◆ Job
Count every line below that contains "Funds", then state the total with no other output.

───── Supplied records ─────

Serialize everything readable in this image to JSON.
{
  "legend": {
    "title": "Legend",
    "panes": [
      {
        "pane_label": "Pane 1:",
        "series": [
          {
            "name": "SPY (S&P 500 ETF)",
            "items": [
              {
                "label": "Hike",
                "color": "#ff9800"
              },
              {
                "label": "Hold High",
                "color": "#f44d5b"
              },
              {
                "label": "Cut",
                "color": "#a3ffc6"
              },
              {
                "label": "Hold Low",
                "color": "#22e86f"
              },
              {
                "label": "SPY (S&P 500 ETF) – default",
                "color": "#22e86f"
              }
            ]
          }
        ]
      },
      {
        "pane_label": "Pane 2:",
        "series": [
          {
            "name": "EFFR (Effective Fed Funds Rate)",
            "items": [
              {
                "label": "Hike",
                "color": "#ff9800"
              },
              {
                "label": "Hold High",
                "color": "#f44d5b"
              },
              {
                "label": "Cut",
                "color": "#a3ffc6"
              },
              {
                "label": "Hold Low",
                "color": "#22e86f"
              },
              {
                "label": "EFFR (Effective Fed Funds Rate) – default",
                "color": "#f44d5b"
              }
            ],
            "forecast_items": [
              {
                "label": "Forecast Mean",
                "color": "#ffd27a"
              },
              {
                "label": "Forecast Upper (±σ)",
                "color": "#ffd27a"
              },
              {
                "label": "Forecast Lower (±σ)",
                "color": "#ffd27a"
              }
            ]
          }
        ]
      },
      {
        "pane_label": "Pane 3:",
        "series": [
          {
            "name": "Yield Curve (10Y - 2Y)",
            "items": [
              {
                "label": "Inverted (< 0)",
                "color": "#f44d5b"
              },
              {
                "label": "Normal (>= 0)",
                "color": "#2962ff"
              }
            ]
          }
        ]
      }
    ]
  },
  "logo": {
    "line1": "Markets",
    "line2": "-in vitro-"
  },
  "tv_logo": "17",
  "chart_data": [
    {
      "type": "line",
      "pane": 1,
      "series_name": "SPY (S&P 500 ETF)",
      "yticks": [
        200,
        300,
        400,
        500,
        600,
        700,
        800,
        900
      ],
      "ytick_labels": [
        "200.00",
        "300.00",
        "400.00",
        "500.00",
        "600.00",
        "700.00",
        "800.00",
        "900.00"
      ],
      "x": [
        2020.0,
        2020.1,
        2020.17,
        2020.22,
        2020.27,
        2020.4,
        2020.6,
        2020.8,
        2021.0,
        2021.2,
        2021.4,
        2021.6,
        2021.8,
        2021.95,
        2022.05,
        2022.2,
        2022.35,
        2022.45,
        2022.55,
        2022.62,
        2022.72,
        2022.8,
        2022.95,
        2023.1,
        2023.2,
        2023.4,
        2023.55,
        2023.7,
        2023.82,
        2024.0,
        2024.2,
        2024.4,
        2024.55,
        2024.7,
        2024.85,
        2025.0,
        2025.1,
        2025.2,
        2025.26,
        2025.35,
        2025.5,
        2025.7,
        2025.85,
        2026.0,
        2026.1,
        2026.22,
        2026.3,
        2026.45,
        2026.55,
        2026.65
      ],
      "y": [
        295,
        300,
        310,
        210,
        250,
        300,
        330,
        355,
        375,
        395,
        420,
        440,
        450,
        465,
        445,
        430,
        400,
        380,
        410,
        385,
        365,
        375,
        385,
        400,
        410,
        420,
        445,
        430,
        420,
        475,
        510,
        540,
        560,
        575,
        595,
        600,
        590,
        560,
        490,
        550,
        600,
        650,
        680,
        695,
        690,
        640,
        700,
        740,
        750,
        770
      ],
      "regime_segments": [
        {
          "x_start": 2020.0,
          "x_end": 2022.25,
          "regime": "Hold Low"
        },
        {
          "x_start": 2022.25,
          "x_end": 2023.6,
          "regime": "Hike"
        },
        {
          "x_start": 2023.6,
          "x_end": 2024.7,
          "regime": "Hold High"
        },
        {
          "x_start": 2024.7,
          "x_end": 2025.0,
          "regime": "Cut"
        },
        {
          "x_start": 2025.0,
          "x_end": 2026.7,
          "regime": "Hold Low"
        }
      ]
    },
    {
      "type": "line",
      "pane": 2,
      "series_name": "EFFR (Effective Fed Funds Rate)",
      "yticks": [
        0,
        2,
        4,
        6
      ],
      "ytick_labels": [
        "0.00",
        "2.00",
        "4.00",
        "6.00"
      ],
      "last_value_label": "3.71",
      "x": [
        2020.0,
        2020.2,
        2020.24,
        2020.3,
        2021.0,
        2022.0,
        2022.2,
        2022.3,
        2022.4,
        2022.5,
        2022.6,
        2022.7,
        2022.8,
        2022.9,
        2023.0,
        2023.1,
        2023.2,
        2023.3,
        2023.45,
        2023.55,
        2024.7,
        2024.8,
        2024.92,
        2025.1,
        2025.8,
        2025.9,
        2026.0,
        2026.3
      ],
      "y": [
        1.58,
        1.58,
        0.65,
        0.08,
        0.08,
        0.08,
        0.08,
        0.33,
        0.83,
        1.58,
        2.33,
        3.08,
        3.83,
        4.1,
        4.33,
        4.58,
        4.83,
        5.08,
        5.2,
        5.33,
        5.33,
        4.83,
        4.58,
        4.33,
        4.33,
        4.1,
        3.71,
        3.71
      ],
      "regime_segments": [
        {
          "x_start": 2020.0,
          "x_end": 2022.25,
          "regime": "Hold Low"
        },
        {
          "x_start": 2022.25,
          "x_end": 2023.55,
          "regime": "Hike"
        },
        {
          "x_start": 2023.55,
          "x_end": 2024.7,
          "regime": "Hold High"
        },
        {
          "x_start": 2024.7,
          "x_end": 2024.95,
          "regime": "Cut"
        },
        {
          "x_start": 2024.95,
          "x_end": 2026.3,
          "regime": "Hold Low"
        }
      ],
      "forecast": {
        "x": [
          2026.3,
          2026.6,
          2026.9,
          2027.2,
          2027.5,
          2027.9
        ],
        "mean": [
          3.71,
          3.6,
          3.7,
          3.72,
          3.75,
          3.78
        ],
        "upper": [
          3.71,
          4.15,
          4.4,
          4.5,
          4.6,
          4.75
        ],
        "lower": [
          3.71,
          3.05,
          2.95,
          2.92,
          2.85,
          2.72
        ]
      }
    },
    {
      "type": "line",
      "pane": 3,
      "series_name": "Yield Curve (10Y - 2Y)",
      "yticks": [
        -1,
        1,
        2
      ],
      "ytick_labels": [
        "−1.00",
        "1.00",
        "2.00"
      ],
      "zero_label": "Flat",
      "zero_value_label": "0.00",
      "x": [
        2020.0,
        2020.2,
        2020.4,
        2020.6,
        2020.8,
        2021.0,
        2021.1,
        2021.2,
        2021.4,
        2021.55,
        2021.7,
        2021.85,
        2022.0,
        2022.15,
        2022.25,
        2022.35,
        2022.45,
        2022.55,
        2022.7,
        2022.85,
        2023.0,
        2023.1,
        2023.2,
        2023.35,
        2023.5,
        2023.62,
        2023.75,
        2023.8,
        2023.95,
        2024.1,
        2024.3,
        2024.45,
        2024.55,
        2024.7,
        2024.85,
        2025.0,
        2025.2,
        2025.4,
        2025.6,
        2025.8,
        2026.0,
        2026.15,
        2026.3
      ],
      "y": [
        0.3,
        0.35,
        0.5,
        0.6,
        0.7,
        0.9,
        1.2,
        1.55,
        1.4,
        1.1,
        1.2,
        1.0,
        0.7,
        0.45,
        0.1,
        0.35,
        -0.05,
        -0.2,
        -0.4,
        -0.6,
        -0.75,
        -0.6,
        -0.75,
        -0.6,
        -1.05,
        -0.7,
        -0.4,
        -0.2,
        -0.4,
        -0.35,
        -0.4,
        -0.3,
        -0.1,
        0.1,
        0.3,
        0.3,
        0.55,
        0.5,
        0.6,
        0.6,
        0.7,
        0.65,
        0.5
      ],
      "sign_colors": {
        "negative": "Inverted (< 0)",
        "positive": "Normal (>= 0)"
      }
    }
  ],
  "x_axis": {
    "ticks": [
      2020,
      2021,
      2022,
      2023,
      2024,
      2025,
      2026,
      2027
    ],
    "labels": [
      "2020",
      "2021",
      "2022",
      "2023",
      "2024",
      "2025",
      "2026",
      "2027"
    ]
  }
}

─────

◆ Written answer
3